▶ REQUISITOS
¿Puedes repetir completo el texto de abajo sobre la cifra negra del costo electoral en México, sin cambiar una sola palabra?

▶ EXTRACTO DE PÁGINA
Por: Adrián Ortiz Romero

Hablamos todos los días de los gobernadores corruptos, del gobierno federal que gasta fuera de lo que le indica el Presupuesto de Egresos; hablamos también de empresarios que aceptan, promueven o conviven con la práctica de los moches; sabemos cotidianamente de funcionarios de cualquiera de los tres órdenes de gobierno a los que se les acusa de desviar recursos para las campañas electorales; y tampoco es la primera vez que se difunden videos de políticos y empresarios intercambiando dinero para campañas electorales. Vemos todo eso cotidianamente, además de presenciar cómo el árbitro electoral sufre de degradación crónica. ¿Y por qué no en lugar de indignarnos sin mover un dedo —en la acostumbrada doble moral mexicana—, hablamos de la cifra negra del costo de los procesos electorales en México?

En efecto, en materias como la criminología se conoce como “cifra negra” o “cifra oscura” a aquellos delitos que no se pueden llegar a cuantificar, y que por eso tampoco aparecen en las estadísticas oficiales o ciudadanas, por la sencilla razón de que ocurren pero no son denunciados ante autoridad alguna, y por eso no obra ningún tipo de registro sobre su incidencia, recurrencia, investigación, descubrimiento y acciones tendientes a hacer justicia. Estamos acostumbrados, pues, a escuchar sobre “cifras negras” en temas delincuenciales como los asaltos, los abusos sexuales, los secuestros, las extorsiones y otros delitos que por alguna causa nunca son denunciados ante la autoridad, y que por eso no pueden ser cuantificados ni perseguidos.

▶ DATOS PROPORCIONADOS
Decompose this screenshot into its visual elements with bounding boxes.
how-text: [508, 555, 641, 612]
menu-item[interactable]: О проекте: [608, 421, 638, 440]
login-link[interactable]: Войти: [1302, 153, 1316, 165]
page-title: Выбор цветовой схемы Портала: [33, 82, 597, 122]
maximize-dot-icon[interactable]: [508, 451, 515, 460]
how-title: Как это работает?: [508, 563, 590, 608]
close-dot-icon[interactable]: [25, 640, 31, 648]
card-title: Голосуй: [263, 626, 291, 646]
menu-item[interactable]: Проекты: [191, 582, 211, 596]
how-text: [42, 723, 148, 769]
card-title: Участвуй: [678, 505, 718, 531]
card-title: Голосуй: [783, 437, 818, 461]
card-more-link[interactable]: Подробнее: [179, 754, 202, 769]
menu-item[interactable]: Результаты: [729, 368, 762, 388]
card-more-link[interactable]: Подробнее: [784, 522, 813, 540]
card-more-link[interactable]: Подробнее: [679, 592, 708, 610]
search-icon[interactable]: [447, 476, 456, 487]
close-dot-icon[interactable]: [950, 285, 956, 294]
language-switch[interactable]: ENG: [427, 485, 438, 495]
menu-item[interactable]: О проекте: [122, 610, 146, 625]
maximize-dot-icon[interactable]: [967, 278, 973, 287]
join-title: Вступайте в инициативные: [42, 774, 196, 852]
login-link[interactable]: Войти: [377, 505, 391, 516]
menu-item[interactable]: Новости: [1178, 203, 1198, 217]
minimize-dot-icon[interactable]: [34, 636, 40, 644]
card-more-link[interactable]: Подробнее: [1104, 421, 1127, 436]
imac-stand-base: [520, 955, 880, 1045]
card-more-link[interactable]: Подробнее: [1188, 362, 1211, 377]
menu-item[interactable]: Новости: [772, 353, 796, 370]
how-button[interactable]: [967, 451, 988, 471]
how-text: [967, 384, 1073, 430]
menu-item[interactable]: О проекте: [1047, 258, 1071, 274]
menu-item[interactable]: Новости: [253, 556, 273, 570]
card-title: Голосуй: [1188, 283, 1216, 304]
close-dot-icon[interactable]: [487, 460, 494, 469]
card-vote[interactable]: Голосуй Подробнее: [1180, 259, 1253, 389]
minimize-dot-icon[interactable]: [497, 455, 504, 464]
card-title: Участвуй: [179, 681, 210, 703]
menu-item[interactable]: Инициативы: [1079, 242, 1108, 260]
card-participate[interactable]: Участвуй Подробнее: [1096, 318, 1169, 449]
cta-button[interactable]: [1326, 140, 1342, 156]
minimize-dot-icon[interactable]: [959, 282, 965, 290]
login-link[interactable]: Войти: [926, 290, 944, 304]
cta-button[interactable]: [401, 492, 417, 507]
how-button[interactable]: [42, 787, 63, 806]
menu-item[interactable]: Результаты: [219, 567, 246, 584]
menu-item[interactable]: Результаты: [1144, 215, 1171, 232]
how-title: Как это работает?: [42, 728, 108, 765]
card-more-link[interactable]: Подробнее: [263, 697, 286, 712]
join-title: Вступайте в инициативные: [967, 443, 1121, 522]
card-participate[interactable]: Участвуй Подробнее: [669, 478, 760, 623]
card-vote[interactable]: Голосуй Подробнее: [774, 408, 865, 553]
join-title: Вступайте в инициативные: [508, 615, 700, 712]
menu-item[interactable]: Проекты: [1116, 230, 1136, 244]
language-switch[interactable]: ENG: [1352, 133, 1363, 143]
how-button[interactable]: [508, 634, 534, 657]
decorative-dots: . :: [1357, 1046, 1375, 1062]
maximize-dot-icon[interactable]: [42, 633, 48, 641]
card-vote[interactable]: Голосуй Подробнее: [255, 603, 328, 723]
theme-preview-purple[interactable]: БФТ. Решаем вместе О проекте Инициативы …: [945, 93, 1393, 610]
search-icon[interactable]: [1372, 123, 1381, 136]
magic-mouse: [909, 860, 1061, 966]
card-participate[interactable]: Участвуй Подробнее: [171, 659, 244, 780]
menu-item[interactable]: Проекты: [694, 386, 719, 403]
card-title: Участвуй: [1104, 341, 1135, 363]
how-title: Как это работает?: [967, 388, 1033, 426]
--
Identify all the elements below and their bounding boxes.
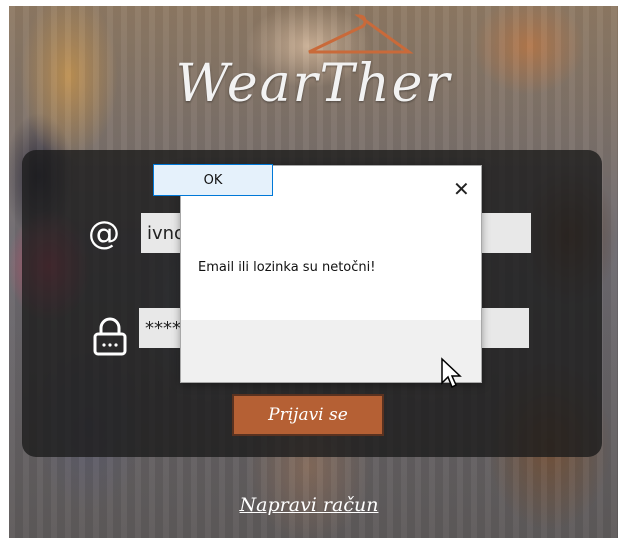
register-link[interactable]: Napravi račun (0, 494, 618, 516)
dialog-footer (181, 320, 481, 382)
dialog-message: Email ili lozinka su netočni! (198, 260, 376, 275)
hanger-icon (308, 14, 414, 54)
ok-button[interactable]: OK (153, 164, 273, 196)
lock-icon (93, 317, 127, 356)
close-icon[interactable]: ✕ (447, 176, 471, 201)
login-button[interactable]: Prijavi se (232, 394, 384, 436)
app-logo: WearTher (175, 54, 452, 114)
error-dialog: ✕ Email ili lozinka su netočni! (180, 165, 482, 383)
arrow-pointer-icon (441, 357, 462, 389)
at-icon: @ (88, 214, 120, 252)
* * *
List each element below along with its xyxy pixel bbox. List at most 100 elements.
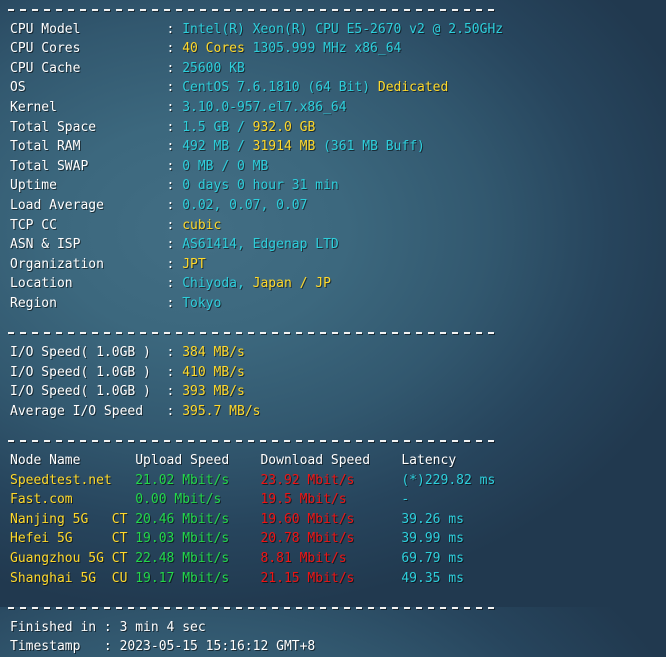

▶ TAREA RESUELTA
Por: Adrián Ortiz Romero

Hablamos todos los días de los gobernadores corruptos, del gobierno federal que gasta fuera de lo que le indica el Presupuesto de Egresos; hablamos también de empresarios que aceptan, promueven o conviven con la práctica de los moches; sabemos cotidianamente de funcionarios de cualquiera de los tres órdenes de gobierno a los que se les acusa de desviar recursos para las campañas electorales; y tampoco es la primera vez que se difunden videos de políticos y empresarios intercambiando dinero para campañas electorales. Vemos todo eso cotidianamente, además de presenciar cómo el árbitro electoral sufre de degradación crónica. ¿Y por qué no en lugar de indignarnos sin mover un dedo —en la acostumbrada doble moral mexicana—, hablamos de la cifra negra del costo de los procesos electorales en México?

En efecto, en materias como la criminología se conoce como “cifra negra” o “cifra oscura” a aquellos delitos que no se pueden llegar a cuantificar, y que por eso tampoco aparecen en las estadísticas oficiales o ciudadanas, por la sencilla razón de que ocurren pero no son denunciados ante autoridad alguna, y por eso no obra ningún tipo de registro sobre su incidencia, recurrencia, investigación, descubrimiento y acciones tendientes a hacer justicia. Estamos acostumbrados, pues, a escuchar sobre “cifras negras” en temas delincuenciales como los asaltos, los abusos sexuales, los secuestros, las extorsiones y otros delitos que por alguna causa nunca son denunciados ante la autoridad, y que por eso no pueden ser cuantificados ni perseguidos.